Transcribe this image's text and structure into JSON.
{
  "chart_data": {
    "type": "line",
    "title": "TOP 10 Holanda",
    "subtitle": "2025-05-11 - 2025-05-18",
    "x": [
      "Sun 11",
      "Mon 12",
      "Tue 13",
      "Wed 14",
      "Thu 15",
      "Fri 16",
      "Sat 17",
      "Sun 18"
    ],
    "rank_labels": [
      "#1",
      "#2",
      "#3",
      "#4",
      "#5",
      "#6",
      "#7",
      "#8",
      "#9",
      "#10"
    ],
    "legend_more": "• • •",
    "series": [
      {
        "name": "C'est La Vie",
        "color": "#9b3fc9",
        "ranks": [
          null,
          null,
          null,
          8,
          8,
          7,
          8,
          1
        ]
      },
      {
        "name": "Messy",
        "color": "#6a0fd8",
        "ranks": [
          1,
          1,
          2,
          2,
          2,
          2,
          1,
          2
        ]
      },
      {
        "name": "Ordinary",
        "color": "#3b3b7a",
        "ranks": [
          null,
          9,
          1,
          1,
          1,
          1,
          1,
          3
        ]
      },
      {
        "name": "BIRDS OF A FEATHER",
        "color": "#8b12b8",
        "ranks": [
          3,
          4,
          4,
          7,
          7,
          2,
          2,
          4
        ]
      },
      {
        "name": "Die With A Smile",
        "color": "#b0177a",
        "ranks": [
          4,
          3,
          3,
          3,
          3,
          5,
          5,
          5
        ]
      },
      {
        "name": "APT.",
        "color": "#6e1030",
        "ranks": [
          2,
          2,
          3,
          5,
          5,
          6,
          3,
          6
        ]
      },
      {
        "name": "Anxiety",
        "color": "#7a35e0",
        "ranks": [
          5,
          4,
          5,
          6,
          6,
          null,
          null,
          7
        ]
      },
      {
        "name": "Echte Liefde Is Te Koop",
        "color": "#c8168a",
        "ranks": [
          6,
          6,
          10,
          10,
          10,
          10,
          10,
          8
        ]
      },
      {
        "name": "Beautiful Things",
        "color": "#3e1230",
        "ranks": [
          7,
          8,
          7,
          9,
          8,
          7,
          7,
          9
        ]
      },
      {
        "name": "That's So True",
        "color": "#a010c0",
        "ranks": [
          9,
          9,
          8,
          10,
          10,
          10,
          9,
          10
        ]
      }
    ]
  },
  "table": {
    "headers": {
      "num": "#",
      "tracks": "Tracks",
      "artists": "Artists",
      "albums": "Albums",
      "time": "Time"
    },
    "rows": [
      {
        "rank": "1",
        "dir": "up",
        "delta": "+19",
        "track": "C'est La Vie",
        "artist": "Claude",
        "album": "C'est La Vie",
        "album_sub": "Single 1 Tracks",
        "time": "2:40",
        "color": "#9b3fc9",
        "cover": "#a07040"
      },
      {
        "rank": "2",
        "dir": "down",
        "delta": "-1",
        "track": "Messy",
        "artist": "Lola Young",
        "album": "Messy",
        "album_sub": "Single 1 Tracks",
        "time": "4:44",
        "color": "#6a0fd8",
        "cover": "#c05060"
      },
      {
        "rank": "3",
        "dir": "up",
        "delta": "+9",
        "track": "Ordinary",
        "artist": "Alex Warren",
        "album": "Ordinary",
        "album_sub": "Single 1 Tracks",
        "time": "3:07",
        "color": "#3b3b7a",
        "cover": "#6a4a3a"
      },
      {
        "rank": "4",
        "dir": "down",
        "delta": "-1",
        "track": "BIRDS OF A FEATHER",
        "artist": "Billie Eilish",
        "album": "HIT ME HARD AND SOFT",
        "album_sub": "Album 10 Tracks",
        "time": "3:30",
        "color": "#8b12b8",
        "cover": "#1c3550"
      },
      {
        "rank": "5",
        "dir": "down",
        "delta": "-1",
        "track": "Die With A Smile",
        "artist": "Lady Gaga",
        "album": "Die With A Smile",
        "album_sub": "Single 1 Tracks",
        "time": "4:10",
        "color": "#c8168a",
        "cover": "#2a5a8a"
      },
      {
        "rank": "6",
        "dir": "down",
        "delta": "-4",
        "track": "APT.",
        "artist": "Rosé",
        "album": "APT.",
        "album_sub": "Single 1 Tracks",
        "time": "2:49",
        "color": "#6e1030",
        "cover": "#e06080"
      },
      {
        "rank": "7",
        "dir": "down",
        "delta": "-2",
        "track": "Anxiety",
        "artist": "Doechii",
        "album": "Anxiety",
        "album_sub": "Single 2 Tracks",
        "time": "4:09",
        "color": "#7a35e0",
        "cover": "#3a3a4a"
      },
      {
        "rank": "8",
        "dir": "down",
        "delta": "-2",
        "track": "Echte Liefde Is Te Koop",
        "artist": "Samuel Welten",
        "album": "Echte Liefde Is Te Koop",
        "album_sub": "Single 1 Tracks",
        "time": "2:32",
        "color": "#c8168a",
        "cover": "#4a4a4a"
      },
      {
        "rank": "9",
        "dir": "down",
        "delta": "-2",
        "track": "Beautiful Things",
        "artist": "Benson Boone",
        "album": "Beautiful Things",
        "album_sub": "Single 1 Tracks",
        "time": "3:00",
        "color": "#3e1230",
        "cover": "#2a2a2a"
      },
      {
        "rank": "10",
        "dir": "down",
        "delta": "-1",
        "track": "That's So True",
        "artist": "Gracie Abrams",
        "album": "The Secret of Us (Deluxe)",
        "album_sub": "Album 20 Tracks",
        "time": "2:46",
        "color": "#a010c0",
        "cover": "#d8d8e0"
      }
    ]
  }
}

# # #

- Task description -
Report every line containing the word "True" from the listing above.

- Written reply -
        "name": "That's So True",
        "track": "That's So True",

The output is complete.